(Work required):
Copy the data exactly; pictures stay out of the copy.

(Material for this task):
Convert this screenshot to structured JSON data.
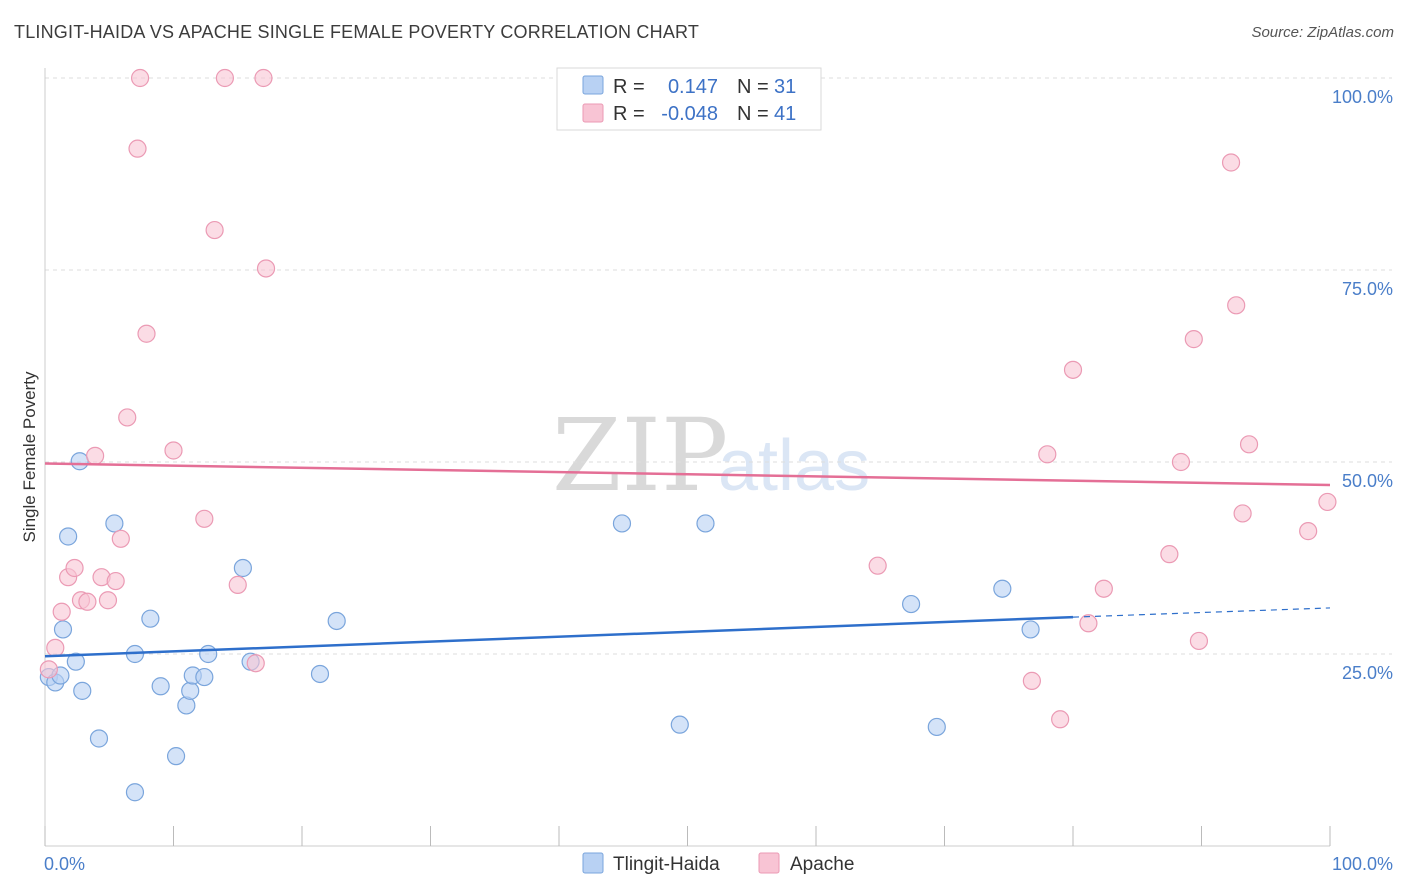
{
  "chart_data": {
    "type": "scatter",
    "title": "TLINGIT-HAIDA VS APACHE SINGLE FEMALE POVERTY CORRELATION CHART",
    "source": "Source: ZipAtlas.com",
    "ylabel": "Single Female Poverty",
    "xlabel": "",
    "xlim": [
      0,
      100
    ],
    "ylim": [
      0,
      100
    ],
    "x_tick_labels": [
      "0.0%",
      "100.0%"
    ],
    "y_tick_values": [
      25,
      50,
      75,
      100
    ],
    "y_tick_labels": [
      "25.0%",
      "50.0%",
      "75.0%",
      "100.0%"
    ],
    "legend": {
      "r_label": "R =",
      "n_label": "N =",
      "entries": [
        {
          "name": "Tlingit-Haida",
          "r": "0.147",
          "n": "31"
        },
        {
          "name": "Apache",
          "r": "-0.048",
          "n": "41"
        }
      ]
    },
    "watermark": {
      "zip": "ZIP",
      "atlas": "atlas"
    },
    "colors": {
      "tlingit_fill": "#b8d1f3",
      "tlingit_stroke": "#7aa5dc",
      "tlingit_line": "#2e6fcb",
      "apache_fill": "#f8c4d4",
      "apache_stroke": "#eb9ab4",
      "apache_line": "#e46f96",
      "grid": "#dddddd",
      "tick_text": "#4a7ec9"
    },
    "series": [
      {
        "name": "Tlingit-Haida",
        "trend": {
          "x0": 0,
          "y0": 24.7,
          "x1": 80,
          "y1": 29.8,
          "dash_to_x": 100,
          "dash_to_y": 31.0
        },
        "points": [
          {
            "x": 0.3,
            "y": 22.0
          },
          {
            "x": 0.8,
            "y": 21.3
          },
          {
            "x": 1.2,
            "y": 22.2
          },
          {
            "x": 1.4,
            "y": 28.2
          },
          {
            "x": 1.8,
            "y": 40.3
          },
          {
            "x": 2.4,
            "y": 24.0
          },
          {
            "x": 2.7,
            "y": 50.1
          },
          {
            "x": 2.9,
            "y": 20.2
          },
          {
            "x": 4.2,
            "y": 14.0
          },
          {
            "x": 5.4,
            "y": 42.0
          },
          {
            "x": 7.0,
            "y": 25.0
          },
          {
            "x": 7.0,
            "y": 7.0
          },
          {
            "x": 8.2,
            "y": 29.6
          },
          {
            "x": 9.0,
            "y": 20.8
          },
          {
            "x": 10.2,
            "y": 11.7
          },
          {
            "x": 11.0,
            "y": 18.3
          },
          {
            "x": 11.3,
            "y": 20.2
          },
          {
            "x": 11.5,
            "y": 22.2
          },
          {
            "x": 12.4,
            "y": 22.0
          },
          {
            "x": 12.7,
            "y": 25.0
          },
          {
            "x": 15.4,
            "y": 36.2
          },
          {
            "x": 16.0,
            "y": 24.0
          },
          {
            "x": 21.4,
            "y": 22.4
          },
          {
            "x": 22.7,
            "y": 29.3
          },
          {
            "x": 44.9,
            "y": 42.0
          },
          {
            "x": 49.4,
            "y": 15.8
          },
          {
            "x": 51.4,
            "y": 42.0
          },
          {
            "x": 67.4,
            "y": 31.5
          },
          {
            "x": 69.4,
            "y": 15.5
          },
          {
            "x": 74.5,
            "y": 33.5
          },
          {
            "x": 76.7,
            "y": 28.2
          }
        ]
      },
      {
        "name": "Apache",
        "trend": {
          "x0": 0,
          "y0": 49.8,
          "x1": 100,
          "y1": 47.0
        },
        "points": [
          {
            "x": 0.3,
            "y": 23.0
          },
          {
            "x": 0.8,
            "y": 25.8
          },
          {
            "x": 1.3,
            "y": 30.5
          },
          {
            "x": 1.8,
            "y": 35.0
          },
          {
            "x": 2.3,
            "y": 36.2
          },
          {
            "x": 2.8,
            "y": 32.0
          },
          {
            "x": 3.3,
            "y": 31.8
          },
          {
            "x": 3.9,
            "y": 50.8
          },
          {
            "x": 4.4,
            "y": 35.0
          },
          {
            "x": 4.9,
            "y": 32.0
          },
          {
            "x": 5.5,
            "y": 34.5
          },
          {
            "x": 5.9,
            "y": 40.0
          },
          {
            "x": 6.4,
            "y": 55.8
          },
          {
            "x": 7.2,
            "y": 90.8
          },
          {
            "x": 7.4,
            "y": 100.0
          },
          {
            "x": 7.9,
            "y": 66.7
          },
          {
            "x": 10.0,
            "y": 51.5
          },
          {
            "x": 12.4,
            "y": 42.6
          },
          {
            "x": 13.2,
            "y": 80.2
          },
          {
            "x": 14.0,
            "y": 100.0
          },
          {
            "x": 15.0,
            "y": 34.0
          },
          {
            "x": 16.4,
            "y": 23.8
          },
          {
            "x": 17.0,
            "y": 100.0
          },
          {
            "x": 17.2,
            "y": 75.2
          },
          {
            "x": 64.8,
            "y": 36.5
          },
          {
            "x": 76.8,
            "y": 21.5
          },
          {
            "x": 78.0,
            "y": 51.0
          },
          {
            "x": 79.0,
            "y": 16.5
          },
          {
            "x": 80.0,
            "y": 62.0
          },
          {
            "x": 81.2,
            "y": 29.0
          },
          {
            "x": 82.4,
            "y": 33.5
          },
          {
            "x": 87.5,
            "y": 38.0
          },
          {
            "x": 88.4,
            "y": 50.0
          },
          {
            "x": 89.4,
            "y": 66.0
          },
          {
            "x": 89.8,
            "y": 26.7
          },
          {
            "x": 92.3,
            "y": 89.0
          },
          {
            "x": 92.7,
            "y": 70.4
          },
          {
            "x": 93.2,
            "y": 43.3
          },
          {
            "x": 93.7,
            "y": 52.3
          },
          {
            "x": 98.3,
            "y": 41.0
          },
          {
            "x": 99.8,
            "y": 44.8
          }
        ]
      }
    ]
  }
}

(The result):
Convert this screenshot to structured JSON data.
{
  "chart_data": {
    "type": "scatter",
    "title": "TLINGIT-HAIDA VS APACHE SINGLE FEMALE POVERTY CORRELATION CHART",
    "source": "Source: ZipAtlas.com",
    "ylabel": "Single Female Poverty",
    "xlabel": "",
    "xlim": [
      0,
      100
    ],
    "ylim": [
      0,
      100
    ],
    "x_tick_labels": [
      "0.0%",
      "100.0%"
    ],
    "y_tick_values": [
      25,
      50,
      75,
      100
    ],
    "y_tick_labels": [
      "25.0%",
      "50.0%",
      "75.0%",
      "100.0%"
    ],
    "legend": {
      "r_label": "R =",
      "n_label": "N =",
      "entries": [
        {
          "name": "Tlingit-Haida",
          "r": "0.147",
          "n": "31"
        },
        {
          "name": "Apache",
          "r": "-0.048",
          "n": "41"
        }
      ]
    },
    "watermark": {
      "zip": "ZIP",
      "atlas": "atlas"
    },
    "colors": {
      "tlingit_fill": "#b8d1f3",
      "tlingit_stroke": "#7aa5dc",
      "tlingit_line": "#2e6fcb",
      "apache_fill": "#f8c4d4",
      "apache_stroke": "#eb9ab4",
      "apache_line": "#e46f96",
      "grid": "#dddddd",
      "tick_text": "#4a7ec9"
    },
    "series": [
      {
        "name": "Tlingit-Haida",
        "trend": {
          "x0": 0,
          "y0": 24.7,
          "x1": 80,
          "y1": 29.8,
          "dash_to_x": 100,
          "dash_to_y": 31.0
        },
        "points": [
          {
            "x": 0.3,
            "y": 22.0
          },
          {
            "x": 0.8,
            "y": 21.3
          },
          {
            "x": 1.2,
            "y": 22.2
          },
          {
            "x": 1.4,
            "y": 28.2
          },
          {
            "x": 1.8,
            "y": 40.3
          },
          {
            "x": 2.4,
            "y": 24.0
          },
          {
            "x": 2.7,
            "y": 50.1
          },
          {
            "x": 2.9,
            "y": 20.2
          },
          {
            "x": 4.2,
            "y": 14.0
          },
          {
            "x": 5.4,
            "y": 42.0
          },
          {
            "x": 7.0,
            "y": 25.0
          },
          {
            "x": 7.0,
            "y": 7.0
          },
          {
            "x": 8.2,
            "y": 29.6
          },
          {
            "x": 9.0,
            "y": 20.8
          },
          {
            "x": 10.2,
            "y": 11.7
          },
          {
            "x": 11.0,
            "y": 18.3
          },
          {
            "x": 11.3,
            "y": 20.2
          },
          {
            "x": 11.5,
            "y": 22.2
          },
          {
            "x": 12.4,
            "y": 22.0
          },
          {
            "x": 12.7,
            "y": 25.0
          },
          {
            "x": 15.4,
            "y": 36.2
          },
          {
            "x": 16.0,
            "y": 24.0
          },
          {
            "x": 21.4,
            "y": 22.4
          },
          {
            "x": 22.7,
            "y": 29.3
          },
          {
            "x": 44.9,
            "y": 42.0
          },
          {
            "x": 49.4,
            "y": 15.8
          },
          {
            "x": 51.4,
            "y": 42.0
          },
          {
            "x": 67.4,
            "y": 31.5
          },
          {
            "x": 69.4,
            "y": 15.5
          },
          {
            "x": 74.5,
            "y": 33.5
          },
          {
            "x": 76.7,
            "y": 28.2
          }
        ]
      },
      {
        "name": "Apache",
        "trend": {
          "x0": 0,
          "y0": 49.8,
          "x1": 100,
          "y1": 47.0
        },
        "points": [
          {
            "x": 0.3,
            "y": 23.0
          },
          {
            "x": 0.8,
            "y": 25.8
          },
          {
            "x": 1.3,
            "y": 30.5
          },
          {
            "x": 1.8,
            "y": 35.0
          },
          {
            "x": 2.3,
            "y": 36.2
          },
          {
            "x": 2.8,
            "y": 32.0
          },
          {
            "x": 3.3,
            "y": 31.8
          },
          {
            "x": 3.9,
            "y": 50.8
          },
          {
            "x": 4.4,
            "y": 35.0
          },
          {
            "x": 4.9,
            "y": 32.0
          },
          {
            "x": 5.5,
            "y": 34.5
          },
          {
            "x": 5.9,
            "y": 40.0
          },
          {
            "x": 6.4,
            "y": 55.8
          },
          {
            "x": 7.2,
            "y": 90.8
          },
          {
            "x": 7.4,
            "y": 100.0
          },
          {
            "x": 7.9,
            "y": 66.7
          },
          {
            "x": 10.0,
            "y": 51.5
          },
          {
            "x": 12.4,
            "y": 42.6
          },
          {
            "x": 13.2,
            "y": 80.2
          },
          {
            "x": 14.0,
            "y": 100.0
          },
          {
            "x": 15.0,
            "y": 34.0
          },
          {
            "x": 16.4,
            "y": 23.8
          },
          {
            "x": 17.0,
            "y": 100.0
          },
          {
            "x": 17.2,
            "y": 75.2
          },
          {
            "x": 64.8,
            "y": 36.5
          },
          {
            "x": 76.8,
            "y": 21.5
          },
          {
            "x": 78.0,
            "y": 51.0
          },
          {
            "x": 79.0,
            "y": 16.5
          },
          {
            "x": 80.0,
            "y": 62.0
          },
          {
            "x": 81.2,
            "y": 29.0
          },
          {
            "x": 82.4,
            "y": 33.5
          },
          {
            "x": 87.5,
            "y": 38.0
          },
          {
            "x": 88.4,
            "y": 50.0
          },
          {
            "x": 89.4,
            "y": 66.0
          },
          {
            "x": 89.8,
            "y": 26.7
          },
          {
            "x": 92.3,
            "y": 89.0
          },
          {
            "x": 92.7,
            "y": 70.4
          },
          {
            "x": 93.2,
            "y": 43.3
          },
          {
            "x": 93.7,
            "y": 52.3
          },
          {
            "x": 98.3,
            "y": 41.0
          },
          {
            "x": 99.8,
            "y": 44.8
          }
        ]
      }
    ]
  }
}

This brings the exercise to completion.